* [Estratto del documento]
▼
Non mi dilungo sull'analisi di quest'illuminante testo: altri l'hanno già fatto prima e meglio di me. Quello che mi interessa sottolineare è il rapporto che una tale visione può avere con il presente.

Il fatto che "Odio gli indifferenti" fu scritto circa un secolo fa e che tutt'ora risulti così attuale (più attuale di quando venne scritto, oserei dire) è un segnale che la "sensibilizzazione popolare" nella quale confidava Gramsci non è avvenuta, probabilmente si è andati nella direzione opposta.

Si è passati da Oscar Wilde, il quale affermava che "il problema del socialismo è che impegna troppe serate", al problema diametralmente opposto: la maggioranza dei cittadini si esclude dalla respublica. La conseguenza di questa indifferenza di massa l'abbiamo tutti sotto agli occhi: una nicchia di persone gestisce indisturbatao ciò che dovrebbe essere pubblico, a discapito dei cittadini; forse era meglio dedicare qualche serata in più alla società….

Quello sotto il quale viviamo è il terzo governo consecutivo non votato dai "liberi" cittadini italiani: dal novembre 2011 i nostri presidenti sono sempre stati degli "abusivi". All'epoca di Gramsci tutto questo si sarebbe chiamato "colpo di Stato" o almeno avrebbe destato scalpore in ogni fascia della popolazione; al giorno d'oggi ci risulta normale o addirittura necessario. Normale per noi cittadini indifferenti e necessario per quella manica di intellettuali organici al sistema malato, coloro che dovrebbero "illuminarci tramite il lume della ragione" e impedire questo scempio politico e che invece si mobilitano per fare l'opposto.

Ed è per questo che reputo le parole di Gramsci più attuali adesso rispetto a quando sono state effettivamente scritte: l'indifferenza è arrivata ad un livello ormai non più sostenibile, tutto è lecito.
▲
* [Voci fornite]
▼
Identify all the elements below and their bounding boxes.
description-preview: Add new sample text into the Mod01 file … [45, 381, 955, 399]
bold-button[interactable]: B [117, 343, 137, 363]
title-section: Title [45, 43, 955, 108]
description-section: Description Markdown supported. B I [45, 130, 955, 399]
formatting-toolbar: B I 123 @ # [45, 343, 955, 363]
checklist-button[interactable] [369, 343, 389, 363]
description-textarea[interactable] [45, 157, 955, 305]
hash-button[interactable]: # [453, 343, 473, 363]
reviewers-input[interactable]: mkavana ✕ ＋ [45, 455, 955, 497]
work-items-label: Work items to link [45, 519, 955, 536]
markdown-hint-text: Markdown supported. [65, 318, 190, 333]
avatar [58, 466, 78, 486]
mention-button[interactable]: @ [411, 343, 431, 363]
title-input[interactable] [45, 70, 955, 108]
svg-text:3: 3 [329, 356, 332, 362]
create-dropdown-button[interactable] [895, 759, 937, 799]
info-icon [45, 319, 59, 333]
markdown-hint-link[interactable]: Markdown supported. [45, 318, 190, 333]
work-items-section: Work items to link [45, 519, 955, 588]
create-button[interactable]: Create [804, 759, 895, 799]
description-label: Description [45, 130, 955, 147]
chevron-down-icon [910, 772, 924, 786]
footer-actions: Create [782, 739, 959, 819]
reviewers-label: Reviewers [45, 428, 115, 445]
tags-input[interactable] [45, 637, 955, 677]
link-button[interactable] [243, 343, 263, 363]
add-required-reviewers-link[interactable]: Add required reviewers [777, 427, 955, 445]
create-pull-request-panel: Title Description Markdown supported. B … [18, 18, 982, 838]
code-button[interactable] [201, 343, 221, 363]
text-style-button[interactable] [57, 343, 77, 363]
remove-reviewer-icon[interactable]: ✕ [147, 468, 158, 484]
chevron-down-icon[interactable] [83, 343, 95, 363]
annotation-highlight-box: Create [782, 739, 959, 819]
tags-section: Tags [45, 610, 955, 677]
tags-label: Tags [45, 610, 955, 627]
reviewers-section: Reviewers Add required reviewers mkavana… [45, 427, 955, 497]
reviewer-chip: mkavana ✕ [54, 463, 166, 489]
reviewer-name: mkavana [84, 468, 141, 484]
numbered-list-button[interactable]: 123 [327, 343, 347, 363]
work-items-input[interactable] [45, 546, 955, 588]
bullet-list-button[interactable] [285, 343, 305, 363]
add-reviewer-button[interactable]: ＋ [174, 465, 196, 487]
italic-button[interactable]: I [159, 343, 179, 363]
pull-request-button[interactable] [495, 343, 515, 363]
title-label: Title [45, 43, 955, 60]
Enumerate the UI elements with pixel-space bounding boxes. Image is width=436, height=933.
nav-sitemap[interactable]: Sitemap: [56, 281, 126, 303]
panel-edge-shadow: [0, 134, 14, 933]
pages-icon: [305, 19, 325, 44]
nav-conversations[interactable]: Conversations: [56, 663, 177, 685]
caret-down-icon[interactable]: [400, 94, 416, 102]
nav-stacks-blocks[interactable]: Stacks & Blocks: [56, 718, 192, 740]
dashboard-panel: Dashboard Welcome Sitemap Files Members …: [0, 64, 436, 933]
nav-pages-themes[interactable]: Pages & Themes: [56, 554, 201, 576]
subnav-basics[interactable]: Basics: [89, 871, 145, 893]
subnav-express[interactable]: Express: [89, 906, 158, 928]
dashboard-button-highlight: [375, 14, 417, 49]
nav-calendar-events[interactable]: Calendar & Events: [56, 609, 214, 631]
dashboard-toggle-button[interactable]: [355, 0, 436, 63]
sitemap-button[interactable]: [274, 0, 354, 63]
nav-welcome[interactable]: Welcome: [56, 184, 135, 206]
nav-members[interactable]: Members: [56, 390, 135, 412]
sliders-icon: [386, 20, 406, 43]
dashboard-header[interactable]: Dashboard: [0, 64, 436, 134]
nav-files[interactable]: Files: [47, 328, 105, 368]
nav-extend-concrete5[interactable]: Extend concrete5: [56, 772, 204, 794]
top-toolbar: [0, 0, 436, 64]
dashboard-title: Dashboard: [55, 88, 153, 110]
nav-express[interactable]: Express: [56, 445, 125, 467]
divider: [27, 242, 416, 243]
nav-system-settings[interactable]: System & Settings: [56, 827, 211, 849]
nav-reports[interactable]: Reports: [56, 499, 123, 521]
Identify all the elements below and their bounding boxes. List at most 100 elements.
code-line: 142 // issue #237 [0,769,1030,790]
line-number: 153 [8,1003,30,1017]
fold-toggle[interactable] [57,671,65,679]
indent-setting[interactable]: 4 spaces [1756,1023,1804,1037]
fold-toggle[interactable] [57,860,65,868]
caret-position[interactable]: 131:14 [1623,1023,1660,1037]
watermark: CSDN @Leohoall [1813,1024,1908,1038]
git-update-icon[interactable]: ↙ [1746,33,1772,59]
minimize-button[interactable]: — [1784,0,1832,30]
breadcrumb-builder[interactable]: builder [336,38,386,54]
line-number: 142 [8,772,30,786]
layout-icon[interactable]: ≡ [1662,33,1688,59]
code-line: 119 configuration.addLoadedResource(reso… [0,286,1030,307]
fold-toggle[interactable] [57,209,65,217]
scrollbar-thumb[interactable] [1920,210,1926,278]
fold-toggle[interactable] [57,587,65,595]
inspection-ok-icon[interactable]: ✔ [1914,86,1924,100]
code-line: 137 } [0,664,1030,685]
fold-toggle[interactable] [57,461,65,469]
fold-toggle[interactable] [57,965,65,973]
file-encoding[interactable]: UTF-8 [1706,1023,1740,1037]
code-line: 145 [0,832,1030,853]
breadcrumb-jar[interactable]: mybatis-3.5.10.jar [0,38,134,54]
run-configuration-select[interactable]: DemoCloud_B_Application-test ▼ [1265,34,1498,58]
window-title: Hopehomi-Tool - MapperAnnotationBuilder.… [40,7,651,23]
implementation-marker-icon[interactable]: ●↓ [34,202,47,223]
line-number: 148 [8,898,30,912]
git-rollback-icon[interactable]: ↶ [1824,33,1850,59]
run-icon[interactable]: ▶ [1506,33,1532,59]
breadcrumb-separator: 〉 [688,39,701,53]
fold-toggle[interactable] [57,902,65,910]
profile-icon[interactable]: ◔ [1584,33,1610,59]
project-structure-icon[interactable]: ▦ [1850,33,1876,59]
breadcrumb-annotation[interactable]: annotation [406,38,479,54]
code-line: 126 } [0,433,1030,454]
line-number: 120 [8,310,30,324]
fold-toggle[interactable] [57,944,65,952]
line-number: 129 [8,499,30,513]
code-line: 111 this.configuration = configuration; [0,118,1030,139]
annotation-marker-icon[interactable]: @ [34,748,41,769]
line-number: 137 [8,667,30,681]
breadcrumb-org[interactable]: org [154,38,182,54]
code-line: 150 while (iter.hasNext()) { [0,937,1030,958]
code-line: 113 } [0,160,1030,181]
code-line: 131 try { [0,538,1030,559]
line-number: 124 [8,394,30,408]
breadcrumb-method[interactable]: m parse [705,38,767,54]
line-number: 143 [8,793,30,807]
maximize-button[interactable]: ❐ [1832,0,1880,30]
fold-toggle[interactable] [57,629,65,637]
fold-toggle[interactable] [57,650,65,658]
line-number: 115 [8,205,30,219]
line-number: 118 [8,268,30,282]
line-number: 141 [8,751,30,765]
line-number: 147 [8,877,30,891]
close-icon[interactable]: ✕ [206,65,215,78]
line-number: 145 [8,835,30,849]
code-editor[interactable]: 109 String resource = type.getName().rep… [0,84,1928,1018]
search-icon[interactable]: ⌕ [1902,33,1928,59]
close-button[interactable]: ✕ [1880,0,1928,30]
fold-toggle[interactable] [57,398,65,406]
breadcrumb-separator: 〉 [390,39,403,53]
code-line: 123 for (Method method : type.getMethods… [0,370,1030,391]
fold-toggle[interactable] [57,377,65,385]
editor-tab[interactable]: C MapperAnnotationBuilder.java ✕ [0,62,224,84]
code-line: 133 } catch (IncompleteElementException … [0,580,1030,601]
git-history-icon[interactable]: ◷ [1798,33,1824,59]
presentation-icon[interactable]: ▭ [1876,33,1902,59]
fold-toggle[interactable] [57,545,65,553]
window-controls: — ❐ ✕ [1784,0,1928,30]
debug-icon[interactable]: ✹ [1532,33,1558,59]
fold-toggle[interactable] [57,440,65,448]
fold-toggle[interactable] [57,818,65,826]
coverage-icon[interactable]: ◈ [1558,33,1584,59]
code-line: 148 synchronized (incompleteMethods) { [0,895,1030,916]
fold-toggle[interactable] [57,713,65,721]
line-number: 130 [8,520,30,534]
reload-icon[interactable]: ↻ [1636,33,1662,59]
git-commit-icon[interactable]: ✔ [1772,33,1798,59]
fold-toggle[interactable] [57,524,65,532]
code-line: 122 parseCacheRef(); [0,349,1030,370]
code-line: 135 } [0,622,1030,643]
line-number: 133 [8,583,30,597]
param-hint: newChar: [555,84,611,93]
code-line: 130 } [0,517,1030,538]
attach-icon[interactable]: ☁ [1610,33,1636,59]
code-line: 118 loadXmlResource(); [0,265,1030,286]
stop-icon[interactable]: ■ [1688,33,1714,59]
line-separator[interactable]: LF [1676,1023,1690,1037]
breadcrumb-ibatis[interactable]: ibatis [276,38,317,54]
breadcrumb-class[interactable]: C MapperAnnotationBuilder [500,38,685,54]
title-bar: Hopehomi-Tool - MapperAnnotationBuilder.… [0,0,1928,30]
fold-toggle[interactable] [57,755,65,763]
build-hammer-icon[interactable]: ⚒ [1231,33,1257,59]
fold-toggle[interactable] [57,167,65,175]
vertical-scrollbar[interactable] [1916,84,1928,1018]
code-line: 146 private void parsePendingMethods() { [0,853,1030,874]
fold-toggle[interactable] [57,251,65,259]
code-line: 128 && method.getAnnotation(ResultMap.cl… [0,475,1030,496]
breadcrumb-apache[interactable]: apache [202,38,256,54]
▲
* [Compiti ed esercizi]
(a) Rispondi a queste domande sul testo su Gramsci e l'indifferenza:
(i) Circa quanto tempo fa fu scritto "Odio gli indifferenti"?
(ii) A chi viene attribuita la frase "il problema del socialismo è che impegna troppe serate"?
(iii) Da quale mese e anno i presidenti sono stati degli "abusivi"?
(b) Riprendi il testo su Gramsci e l'indifferenza e prosegui da dopo la sua ultima frase.

* [Esercizi svolti]
(a)
(i) Circa un secolo fa.
(ii) A Oscar Wilde.
(iii) Dal novembre 2011.

(b)
Una celebre frase di Henry Ford (colui che ha dato il nome al processo chiamato “fordismo”) afferma: “Meno male che la popolazione non capisce il nostro sistema bancario e monetario, perché se lo capisse, credo che prima di domani scoppierebbe una rivoluzione”. Il dramma che si cela dietro a questa frase è proprio il fatto che il potere, politico ed economico, è perfettamente conscio della pigrizia e dell’indifferenza delle masse e sa come spacciare sistemi iniqui per sistemi leciti. Nel caso della finanza è bastato inventare un nuovo lessico estraneo ai più per escludere la massa, troppo pigra per informarsi, da quel campo. Per approfondire questo discorso consiglio un film da poco uscito nelle sale e candidato agli oscar 2016 come miglior film: “La grande scommessa”. Forse non è immediato per chi di finanza sa poco (come me ad esempio), ma, se analizzato con un'eventuale seconda visione e qualche ricerca su Internet, può diventare illuminante.

Da giovane, quale sono, ciò che mi reca più dolore però è il constatare che molti giovani scivolano in una condizione d'indifferenza.

In tutta la storia, nel bene e nel male, la gioventù è stata il motore, o almeno il carburante, dei grandi e piccoli rovesciamenti: da almeno 40 anni non è più così. Le ultime rivoluzioni che il Bel Paese ha attraversato sono state "passive" (l'americanismo, il fordismo, il globalitarismo eccetera eccetera) quindi graduali e abilmente gestite da élites di potenti; in questo contesto, quello che una volta avremmo chiamato proletariato e la gioventù non hanno svolto ruolo alcuno. Ciò è stato anche reso possibile da un fenomeno che ha del paradossale, quale il conservatorismo giovanile: due termini che, accostati l'uno all'altro, fanno rabbrividire, ma che nella realtà odierna vanno di pari passo. Infatti i giovani, nella maggior parte dei casi, sono disgustati dalla società in cui vivono, ma non hanno l'ambizione di cambiarla.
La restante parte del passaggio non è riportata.